__BRIEF__. Can you output the records below exactly as they are written?
## start DATA PROVIDED
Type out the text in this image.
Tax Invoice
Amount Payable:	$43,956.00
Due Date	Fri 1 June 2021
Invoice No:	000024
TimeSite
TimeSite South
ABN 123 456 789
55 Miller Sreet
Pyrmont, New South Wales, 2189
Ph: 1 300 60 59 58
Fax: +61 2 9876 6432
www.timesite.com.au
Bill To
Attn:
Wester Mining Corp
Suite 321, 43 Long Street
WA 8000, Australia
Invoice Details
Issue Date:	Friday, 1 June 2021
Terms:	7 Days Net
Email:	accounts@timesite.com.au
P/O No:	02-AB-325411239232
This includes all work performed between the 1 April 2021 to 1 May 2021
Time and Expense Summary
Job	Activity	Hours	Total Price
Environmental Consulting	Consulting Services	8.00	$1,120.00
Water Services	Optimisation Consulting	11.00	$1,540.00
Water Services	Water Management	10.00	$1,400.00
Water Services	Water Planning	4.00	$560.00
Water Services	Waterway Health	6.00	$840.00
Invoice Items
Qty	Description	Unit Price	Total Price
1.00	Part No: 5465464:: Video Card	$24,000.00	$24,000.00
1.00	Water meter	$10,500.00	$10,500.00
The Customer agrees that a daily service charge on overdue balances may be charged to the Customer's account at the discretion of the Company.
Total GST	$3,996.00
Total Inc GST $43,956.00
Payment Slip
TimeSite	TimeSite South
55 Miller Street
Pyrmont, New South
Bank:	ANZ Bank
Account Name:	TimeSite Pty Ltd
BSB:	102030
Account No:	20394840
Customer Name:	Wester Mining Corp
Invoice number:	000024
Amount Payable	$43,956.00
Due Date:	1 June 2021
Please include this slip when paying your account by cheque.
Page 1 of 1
## end DATA PROVIDED
__FULL SOLUTION__.
Type out the text in this image.
Tax Invoice
Amount Payable:	$43,956.00
Due Date	Fri 1 June 2021
Invoice No:	000024
TimeSite
TimeSite South
ABN 123 456 789
55 Miller Sreet
Pyrmont, New South Wales, 2189
Ph: 1 300 60 59 58
Fax: +61 2 9876 6432
www.timesite.com.au
Bill To
Attn:
Wester Mining Corp
Suite 321, 43 Long Street
WA 8000, Australia
Invoice Details
Issue Date:	Friday, 1 June 2021
Terms:	7 Days Net
Email:	accounts@timesite.com.au
P/O No:	02-AB-325411239232
This includes all work performed between the 1 April 2021 to 1 May 2021
Time and Expense Summary
Job	Activity	Hours	Total Price
Environmental Consulting	Consulting Services	8.00	$1,120.00
Water Services	Optimisation Consulting	11.00	$1,540.00
Water Services	Water Management	10.00	$1,400.00
Water Services	Water Planning	4.00	$560.00
Water Services	Waterway Health	6.00	$840.00
Invoice Items
Qty	Description	Unit Price	Total Price
1.00	Part No: 5465464:: Video Card	$24,000.00	$24,000.00
1.00	Water meter	$10,500.00	$10,500.00
The Customer agrees that a daily service charge on overdue balances may be charged to the Customer's account at the discretion of the Company.
Total GST	$3,996.00
Total Inc GST $43,956.00
Payment Slip
TimeSite	TimeSite South
55 Miller Street
Pyrmont, New South
Bank:	ANZ Bank
Account Name:	TimeSite Pty Ltd
BSB:	102030
Account No:	20394840
Customer Name:	Wester Mining Corp
Invoice number:	000024
Amount Payable	$43,956.00
Due Date:	1 June 2021
Please include this slip when paying your account by cheque.
Page 1 of 1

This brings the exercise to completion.